**WHAT IS BEING ASKED:**
What is the count of lines that hold the word "области"? Give only the number.

[Dataset items]
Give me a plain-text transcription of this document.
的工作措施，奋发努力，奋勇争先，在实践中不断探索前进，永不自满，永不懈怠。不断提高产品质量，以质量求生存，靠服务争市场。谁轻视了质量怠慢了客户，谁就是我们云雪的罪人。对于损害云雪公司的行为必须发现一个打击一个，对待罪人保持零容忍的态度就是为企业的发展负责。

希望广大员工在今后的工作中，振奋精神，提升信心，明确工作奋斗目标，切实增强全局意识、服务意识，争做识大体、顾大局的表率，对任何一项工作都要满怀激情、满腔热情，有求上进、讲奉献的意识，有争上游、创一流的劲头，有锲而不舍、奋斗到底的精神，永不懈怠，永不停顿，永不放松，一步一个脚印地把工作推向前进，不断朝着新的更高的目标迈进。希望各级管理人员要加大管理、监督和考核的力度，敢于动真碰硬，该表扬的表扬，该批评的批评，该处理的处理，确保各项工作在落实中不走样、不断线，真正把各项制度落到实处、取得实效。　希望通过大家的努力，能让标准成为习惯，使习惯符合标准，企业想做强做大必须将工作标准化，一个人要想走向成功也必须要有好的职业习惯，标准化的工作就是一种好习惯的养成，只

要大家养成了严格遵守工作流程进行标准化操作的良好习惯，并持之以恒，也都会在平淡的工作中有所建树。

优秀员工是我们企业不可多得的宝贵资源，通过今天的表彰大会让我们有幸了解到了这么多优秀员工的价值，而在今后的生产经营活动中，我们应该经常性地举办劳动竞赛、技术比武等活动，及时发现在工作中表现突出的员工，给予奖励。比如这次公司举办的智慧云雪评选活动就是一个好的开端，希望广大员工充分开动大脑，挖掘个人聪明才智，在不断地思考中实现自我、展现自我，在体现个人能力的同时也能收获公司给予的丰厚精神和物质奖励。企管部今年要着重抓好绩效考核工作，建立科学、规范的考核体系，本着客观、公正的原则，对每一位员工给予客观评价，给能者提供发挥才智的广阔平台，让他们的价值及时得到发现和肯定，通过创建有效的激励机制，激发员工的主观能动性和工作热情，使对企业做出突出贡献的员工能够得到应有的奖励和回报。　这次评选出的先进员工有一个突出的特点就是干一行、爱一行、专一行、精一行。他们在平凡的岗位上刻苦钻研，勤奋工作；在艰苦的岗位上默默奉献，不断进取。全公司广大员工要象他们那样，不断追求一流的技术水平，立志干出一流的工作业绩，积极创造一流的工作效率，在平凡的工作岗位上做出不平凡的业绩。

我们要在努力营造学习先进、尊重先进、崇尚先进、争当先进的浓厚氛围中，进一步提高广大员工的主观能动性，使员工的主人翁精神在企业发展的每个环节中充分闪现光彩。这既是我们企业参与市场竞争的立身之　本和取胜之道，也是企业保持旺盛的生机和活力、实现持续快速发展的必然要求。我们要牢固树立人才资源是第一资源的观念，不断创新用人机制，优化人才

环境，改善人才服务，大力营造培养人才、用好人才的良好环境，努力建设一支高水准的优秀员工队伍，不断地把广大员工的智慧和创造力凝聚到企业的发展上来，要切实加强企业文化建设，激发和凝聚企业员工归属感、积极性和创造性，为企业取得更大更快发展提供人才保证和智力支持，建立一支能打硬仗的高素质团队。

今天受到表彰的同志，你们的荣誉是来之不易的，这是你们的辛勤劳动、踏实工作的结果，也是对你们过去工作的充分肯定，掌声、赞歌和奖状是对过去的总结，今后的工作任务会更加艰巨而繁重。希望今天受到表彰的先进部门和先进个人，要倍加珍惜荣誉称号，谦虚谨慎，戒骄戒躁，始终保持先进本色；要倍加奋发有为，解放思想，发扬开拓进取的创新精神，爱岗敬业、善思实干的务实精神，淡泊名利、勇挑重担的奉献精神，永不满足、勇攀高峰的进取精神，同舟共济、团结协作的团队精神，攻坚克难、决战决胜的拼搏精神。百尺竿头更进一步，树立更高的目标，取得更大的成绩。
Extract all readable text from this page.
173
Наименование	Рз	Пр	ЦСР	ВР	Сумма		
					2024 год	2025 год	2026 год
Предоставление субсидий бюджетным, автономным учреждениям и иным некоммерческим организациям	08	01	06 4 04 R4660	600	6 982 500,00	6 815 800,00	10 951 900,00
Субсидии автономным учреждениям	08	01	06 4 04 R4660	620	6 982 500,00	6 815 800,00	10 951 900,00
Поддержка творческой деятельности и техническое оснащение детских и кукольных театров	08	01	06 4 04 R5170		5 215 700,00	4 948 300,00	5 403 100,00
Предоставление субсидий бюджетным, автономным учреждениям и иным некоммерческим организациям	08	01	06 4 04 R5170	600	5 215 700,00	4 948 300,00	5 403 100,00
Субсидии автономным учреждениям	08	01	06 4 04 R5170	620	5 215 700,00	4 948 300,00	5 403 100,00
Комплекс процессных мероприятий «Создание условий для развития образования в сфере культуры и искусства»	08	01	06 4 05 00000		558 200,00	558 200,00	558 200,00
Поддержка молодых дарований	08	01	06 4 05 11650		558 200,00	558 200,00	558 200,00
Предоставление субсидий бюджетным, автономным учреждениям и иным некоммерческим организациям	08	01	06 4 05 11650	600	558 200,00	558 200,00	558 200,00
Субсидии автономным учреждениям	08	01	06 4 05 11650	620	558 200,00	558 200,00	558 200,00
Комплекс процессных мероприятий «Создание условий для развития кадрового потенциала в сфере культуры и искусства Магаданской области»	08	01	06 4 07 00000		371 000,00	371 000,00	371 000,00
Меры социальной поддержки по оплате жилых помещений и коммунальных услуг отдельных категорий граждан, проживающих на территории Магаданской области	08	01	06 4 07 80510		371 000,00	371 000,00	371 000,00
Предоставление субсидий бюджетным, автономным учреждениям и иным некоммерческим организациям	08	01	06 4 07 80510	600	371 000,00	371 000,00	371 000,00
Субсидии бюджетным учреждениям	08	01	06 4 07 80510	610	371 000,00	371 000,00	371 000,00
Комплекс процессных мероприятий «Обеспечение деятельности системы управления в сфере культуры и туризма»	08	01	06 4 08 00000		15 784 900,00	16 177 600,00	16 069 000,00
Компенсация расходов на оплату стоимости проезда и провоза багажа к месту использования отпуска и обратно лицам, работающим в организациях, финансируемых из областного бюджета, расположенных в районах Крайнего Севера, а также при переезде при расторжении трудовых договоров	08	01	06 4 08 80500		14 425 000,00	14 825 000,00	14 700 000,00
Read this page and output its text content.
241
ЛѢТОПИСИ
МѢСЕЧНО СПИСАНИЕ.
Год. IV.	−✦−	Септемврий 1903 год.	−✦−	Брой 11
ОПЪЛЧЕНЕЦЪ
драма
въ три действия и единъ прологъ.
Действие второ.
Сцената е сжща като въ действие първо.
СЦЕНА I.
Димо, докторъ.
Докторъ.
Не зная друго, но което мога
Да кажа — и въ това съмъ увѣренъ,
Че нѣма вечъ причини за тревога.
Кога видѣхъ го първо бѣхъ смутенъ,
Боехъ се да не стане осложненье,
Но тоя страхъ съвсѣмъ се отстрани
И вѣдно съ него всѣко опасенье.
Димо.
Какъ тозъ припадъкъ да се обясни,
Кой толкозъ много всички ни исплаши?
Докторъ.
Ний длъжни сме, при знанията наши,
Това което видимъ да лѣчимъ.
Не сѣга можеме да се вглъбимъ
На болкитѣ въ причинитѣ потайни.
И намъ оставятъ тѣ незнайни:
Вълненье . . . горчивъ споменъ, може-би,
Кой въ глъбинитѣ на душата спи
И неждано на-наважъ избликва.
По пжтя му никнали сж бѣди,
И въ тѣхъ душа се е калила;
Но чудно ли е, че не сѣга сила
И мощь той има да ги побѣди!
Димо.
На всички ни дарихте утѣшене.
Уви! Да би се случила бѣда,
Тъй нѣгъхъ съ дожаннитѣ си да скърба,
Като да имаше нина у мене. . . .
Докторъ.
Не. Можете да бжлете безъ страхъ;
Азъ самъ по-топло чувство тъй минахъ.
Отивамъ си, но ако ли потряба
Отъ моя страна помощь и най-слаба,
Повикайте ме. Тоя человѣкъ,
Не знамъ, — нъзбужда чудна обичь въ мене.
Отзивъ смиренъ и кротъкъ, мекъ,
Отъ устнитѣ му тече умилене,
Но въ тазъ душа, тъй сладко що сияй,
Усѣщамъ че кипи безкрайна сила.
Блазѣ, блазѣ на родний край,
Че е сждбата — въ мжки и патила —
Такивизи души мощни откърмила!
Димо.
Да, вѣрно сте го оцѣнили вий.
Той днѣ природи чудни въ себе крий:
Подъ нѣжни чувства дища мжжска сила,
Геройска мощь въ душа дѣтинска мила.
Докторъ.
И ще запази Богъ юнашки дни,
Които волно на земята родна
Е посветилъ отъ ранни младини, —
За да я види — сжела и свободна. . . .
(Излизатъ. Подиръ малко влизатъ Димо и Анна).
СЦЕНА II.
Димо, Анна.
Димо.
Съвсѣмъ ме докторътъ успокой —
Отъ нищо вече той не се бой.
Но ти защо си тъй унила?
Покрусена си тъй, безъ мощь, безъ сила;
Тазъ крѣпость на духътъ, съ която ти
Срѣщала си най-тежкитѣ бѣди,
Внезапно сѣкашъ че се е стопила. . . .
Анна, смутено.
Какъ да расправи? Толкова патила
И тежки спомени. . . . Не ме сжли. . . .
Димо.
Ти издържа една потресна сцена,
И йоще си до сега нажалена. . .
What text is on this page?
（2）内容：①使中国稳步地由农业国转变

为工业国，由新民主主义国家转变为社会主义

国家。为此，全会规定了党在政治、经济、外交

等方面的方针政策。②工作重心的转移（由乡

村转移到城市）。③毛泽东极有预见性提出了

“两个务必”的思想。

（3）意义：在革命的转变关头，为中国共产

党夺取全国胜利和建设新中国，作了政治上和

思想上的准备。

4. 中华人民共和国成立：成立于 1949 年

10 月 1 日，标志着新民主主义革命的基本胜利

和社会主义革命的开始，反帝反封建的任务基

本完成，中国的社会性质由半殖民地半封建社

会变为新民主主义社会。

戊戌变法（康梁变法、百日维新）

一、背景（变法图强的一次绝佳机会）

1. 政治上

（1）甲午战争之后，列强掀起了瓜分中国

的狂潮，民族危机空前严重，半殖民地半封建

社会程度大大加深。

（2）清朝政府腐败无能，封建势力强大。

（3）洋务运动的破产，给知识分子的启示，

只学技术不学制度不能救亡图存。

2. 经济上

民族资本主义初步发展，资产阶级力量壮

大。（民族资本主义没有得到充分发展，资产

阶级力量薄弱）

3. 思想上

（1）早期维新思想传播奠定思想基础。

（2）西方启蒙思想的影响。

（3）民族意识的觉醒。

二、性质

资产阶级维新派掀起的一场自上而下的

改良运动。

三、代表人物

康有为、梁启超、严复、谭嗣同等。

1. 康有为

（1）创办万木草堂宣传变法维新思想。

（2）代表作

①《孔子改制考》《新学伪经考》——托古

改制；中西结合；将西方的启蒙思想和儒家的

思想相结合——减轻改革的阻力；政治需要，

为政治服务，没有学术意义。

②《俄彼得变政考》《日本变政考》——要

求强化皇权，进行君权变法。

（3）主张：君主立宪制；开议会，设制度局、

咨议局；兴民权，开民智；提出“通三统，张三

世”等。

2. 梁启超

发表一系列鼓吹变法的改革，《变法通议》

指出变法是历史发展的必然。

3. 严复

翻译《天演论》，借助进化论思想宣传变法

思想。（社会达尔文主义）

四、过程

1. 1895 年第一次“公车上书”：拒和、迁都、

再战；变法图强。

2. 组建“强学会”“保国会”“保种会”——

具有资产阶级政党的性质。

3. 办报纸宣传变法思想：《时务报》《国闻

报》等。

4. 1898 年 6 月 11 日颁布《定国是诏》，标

**RESULT:**
2